• _OBJECTIVE_
Return a copy of each line that holds the string "Politics".
============
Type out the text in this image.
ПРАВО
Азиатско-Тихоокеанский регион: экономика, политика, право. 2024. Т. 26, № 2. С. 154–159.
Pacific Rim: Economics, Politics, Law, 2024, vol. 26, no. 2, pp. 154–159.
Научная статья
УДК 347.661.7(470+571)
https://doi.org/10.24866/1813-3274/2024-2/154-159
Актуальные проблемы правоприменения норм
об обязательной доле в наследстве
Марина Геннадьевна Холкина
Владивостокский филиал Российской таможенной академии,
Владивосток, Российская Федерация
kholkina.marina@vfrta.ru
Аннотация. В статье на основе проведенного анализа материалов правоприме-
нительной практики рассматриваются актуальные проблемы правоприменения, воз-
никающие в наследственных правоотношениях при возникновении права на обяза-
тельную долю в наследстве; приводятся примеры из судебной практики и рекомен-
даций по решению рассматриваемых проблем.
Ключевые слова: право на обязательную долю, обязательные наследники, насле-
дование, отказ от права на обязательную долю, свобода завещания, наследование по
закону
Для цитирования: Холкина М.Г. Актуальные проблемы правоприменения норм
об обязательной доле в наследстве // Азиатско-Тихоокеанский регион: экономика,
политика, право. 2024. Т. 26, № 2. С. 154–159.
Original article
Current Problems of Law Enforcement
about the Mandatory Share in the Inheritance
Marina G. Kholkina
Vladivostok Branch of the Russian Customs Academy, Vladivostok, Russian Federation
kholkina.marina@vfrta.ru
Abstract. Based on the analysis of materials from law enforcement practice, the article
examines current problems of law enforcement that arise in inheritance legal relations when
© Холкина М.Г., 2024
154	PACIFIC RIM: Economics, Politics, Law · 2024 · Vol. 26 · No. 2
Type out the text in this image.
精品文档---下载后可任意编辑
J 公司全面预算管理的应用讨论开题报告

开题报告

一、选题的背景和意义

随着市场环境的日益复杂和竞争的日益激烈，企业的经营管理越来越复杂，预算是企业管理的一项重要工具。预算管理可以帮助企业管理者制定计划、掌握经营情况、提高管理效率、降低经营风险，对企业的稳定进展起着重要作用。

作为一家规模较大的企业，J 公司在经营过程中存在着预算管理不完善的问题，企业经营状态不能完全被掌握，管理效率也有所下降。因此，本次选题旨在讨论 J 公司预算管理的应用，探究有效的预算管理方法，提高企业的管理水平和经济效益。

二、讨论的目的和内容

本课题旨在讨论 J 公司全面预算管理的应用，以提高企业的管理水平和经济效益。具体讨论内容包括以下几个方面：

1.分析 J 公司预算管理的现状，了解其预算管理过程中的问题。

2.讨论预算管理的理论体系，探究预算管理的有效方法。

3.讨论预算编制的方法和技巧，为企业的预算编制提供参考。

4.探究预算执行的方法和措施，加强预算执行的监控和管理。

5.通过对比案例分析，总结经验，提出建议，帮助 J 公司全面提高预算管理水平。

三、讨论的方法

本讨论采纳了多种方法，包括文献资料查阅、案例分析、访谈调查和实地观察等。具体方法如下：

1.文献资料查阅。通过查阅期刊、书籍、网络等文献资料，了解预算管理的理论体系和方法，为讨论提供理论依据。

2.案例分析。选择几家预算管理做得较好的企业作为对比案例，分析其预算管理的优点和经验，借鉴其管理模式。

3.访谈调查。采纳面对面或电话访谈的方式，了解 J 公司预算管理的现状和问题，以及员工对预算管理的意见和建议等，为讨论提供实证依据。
============
• _WORKED ANSWER_
Pacific Rim: Economics, Politics, Law, 2024, vol. 26, no. 2, pp. 154–159.
154	PACIFIC RIM: Economics, Politics, Law · 2024 · Vol. 26 · No. 2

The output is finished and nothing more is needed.